START RECORDED DATA
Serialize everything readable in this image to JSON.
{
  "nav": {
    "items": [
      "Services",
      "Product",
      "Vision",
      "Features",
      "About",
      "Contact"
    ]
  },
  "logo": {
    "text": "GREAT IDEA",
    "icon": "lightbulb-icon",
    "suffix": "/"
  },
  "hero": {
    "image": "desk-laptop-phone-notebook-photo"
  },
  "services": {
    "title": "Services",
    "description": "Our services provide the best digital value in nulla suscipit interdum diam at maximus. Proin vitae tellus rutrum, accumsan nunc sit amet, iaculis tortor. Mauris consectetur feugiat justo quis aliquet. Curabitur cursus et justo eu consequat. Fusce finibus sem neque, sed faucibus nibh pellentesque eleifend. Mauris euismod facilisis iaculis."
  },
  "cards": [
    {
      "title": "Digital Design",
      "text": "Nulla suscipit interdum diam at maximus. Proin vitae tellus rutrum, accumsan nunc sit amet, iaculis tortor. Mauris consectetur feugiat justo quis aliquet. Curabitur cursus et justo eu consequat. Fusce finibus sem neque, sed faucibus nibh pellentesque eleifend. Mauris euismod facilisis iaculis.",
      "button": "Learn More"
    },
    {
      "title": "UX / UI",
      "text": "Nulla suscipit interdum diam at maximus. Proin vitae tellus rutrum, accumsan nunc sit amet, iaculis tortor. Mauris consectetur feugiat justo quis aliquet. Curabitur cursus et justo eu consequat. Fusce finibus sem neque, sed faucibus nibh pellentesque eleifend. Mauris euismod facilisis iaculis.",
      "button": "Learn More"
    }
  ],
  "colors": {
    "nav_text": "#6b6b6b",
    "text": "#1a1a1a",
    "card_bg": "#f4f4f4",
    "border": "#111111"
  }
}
END RECORDED DATA
● WHAT IS ASKED:
Track down all lines above with the string "image" and copy them.

● OUTPUT BELOW:
Serialize everything readable in this image to JSON.
    "image": "desk-laptop-phone-notebook-photo"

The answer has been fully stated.